### DATA TO PROCESS

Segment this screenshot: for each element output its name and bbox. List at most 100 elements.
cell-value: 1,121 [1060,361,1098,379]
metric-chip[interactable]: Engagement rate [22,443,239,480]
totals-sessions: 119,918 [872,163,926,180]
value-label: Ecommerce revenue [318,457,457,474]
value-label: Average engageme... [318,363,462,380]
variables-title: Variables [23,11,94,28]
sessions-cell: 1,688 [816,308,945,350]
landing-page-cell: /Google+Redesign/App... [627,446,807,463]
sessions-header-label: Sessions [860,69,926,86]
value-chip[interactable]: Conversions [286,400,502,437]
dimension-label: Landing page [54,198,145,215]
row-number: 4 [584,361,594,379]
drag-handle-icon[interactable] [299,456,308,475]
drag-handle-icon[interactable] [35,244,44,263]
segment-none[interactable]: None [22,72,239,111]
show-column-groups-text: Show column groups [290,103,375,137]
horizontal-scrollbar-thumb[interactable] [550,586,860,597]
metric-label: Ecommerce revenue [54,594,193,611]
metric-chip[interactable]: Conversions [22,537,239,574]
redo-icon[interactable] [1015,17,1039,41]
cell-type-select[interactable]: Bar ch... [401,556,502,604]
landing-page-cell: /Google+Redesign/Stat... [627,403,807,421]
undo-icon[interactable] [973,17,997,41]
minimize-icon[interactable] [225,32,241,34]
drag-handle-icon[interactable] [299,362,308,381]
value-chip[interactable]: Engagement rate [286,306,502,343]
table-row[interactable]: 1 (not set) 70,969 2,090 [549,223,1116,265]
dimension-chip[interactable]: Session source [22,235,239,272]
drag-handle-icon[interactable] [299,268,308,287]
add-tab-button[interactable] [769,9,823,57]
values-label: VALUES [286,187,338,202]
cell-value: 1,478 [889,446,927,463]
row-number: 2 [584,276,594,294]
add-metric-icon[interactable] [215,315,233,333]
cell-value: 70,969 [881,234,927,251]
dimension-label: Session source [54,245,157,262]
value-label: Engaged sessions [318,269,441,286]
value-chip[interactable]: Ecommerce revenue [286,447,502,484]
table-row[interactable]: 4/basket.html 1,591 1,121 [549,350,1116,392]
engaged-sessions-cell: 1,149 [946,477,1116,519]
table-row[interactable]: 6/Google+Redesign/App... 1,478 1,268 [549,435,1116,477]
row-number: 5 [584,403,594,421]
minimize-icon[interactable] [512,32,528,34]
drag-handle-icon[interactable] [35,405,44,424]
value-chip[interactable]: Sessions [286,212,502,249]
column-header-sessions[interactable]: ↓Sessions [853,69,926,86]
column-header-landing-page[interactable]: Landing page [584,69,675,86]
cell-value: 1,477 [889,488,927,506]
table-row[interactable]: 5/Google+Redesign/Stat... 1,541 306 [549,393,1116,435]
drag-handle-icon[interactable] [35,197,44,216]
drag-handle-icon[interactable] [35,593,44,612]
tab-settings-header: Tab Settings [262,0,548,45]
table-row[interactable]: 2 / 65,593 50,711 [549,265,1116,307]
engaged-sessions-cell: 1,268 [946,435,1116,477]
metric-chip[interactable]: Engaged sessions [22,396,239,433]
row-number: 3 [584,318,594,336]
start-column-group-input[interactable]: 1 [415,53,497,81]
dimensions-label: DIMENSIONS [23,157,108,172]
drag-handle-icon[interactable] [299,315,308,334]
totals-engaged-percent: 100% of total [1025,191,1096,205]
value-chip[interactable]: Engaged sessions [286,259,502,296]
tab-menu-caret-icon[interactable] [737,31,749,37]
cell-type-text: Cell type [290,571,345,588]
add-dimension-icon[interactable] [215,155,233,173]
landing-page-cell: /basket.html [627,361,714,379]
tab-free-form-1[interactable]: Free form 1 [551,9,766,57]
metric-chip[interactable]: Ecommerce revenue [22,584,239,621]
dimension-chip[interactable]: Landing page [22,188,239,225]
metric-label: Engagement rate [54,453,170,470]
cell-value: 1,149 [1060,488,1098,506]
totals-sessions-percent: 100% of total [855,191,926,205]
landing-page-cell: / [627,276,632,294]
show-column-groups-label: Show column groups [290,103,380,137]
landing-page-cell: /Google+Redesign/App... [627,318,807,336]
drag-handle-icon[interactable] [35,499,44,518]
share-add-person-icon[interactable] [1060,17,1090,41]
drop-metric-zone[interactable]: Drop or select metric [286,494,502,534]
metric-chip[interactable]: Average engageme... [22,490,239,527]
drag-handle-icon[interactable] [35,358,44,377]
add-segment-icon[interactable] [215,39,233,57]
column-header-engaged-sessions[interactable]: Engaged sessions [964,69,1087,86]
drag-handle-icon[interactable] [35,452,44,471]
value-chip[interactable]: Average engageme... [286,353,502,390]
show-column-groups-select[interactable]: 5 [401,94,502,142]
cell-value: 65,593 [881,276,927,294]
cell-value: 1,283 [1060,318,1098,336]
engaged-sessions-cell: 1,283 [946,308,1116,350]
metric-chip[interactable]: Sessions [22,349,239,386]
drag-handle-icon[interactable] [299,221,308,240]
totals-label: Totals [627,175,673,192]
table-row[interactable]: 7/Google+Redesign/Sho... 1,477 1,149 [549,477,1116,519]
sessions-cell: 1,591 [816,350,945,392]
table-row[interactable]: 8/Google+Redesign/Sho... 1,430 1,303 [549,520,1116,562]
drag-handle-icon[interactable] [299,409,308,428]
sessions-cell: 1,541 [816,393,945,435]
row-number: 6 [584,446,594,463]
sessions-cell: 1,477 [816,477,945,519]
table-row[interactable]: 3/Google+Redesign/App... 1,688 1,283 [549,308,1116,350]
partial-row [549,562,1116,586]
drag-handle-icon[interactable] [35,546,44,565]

######

PROBLEM REQUIREMENTS →
Please print all of the entries above line for line, without changing a single character.

COMPLETED EXERCISE →
Segment this screenshot: for each element output its name and bbox. List at most 100 elements.
cell-value: 1,121 [1060,361,1098,379]
metric-chip[interactable]: Engagement rate [22,443,239,480]
totals-sessions: 119,918 [872,163,926,180]
value-label: Ecommerce revenue [318,457,457,474]
value-label: Average engageme... [318,363,462,380]
variables-title: Variables [23,11,94,28]
sessions-cell: 1,688 [816,308,945,350]
landing-page-cell: /Google+Redesign/App... [627,446,807,463]
sessions-header-label: Sessions [860,69,926,86]
value-chip[interactable]: Conversions [286,400,502,437]
dimension-label: Landing page [54,198,145,215]
row-number: 4 [584,361,594,379]
drag-handle-icon[interactable] [299,456,308,475]
drag-handle-icon[interactable] [35,244,44,263]
segment-none[interactable]: None [22,72,239,111]
show-column-groups-text: Show column groups [290,103,375,137]
horizontal-scrollbar-thumb[interactable] [550,586,860,597]
metric-label: Ecommerce revenue [54,594,193,611]
metric-chip[interactable]: Conversions [22,537,239,574]
redo-icon[interactable] [1015,17,1039,41]
cell-type-select[interactable]: Bar ch... [401,556,502,604]
landing-page-cell: /Google+Redesign/Stat... [627,403,807,421]
undo-icon[interactable] [973,17,997,41]
minimize-icon[interactable] [225,32,241,34]
drag-handle-icon[interactable] [299,362,308,381]
value-chip[interactable]: Engagement rate [286,306,502,343]
table-row[interactable]: 1 (not set) 70,969 2,090 [549,223,1116,265]
dimension-chip[interactable]: Session source [22,235,239,272]
drag-handle-icon[interactable] [299,268,308,287]
add-tab-button[interactable] [769,9,823,57]
values-label: VALUES [286,187,338,202]
cell-value: 1,478 [889,446,927,463]
row-number: 2 [584,276,594,294]
add-metric-icon[interactable] [215,315,233,333]
cell-value: 70,969 [881,234,927,251]
dimension-label: Session source [54,245,157,262]
value-label: Engaged sessions [318,269,441,286]
value-chip[interactable]: Ecommerce revenue [286,447,502,484]
table-row[interactable]: 4/basket.html 1,591 1,121 [549,350,1116,392]
engaged-sessions-cell: 1,149 [946,477,1116,519]
table-row[interactable]: 6/Google+Redesign/App... 1,478 1,268 [549,435,1116,477]
row-number: 5 [584,403,594,421]
minimize-icon[interactable] [512,32,528,34]
drag-handle-icon[interactable] [35,405,44,424]
value-chip[interactable]: Sessions [286,212,502,249]
column-header-sessions[interactable]: ↓Sessions [853,69,926,86]
column-header-landing-page[interactable]: Landing page [584,69,675,86]
cell-value: 1,477 [889,488,927,506]
table-row[interactable]: 5/Google+Redesign/Stat... 1,541 306 [549,393,1116,435]
drag-handle-icon[interactable] [35,197,44,216]
drag-handle-icon[interactable] [35,593,44,612]
tab-settings-header: Tab Settings [262,0,548,45]
table-row[interactable]: 2 / 65,593 50,711 [549,265,1116,307]
engaged-sessions-cell: 1,268 [946,435,1116,477]
metric-chip[interactable]: Engaged sessions [22,396,239,433]
row-number: 3 [584,318,594,336]
start-column-group-input[interactable]: 1 [415,53,497,81]
dimensions-label: DIMENSIONS [23,157,108,172]
drag-handle-icon[interactable] [299,315,308,334]
totals-engaged-percent: 100% of total [1025,191,1096,205]
value-chip[interactable]: Engaged sessions [286,259,502,296]
tab-menu-caret-icon[interactable] [737,31,749,37]
cell-type-text: Cell type [290,571,345,588]
add-dimension-icon[interactable] [215,155,233,173]
landing-page-cell: /basket.html [627,361,714,379]
tab-free-form-1[interactable]: Free form 1 [551,9,766,57]
metric-chip[interactable]: Ecommerce revenue [22,584,239,621]
dimension-chip[interactable]: Landing page [22,188,239,225]
metric-label: Engagement rate [54,453,170,470]
cell-value: 1,149 [1060,488,1098,506]
totals-sessions-percent: 100% of total [855,191,926,205]
landing-page-cell: / [627,276,632,294]
show-column-groups-label: Show column groups [290,103,380,137]
landing-page-cell: /Google+Redesign/App... [627,318,807,336]
drag-handle-icon[interactable] [35,499,44,518]
share-add-person-icon[interactable] [1060,17,1090,41]
drop-metric-zone[interactable]: Drop or select metric [286,494,502,534]
metric-chip[interactable]: Average engageme... [22,490,239,527]
drag-handle-icon[interactable] [35,358,44,377]
add-segment-icon[interactable] [215,39,233,57]
column-header-engaged-sessions[interactable]: Engaged sessions [964,69,1087,86]
drag-handle-icon[interactable] [35,452,44,471]
value-chip[interactable]: Average engageme... [286,353,502,390]
show-column-groups-select[interactable]: 5 [401,94,502,142]
cell-value: 65,593 [881,276,927,294]
cell-value: 1,283 [1060,318,1098,336]
engaged-sessions-cell: 1,283 [946,308,1116,350]
metric-chip[interactable]: Sessions [22,349,239,386]
drag-handle-icon[interactable] [299,221,308,240]
totals-label: Totals [627,175,673,192]
table-row[interactable]: 7/Google+Redesign/Sho... 1,477 1,149 [549,477,1116,519]
sessions-cell: 1,591 [816,350,945,392]
table-row[interactable]: 8/Google+Redesign/Sho... 1,430 1,303 [549,520,1116,562]
drag-handle-icon[interactable] [299,409,308,428]
sessions-cell: 1,541 [816,393,945,435]
row-number: 6 [584,446,594,463]
sessions-cell: 1,477 [816,477,945,519]
table-row[interactable]: 3/Google+Redesign/App... 1,688 1,283 [549,308,1116,350]
partial-row [549,562,1116,586]
drag-handle-icon[interactable] [35,546,44,565]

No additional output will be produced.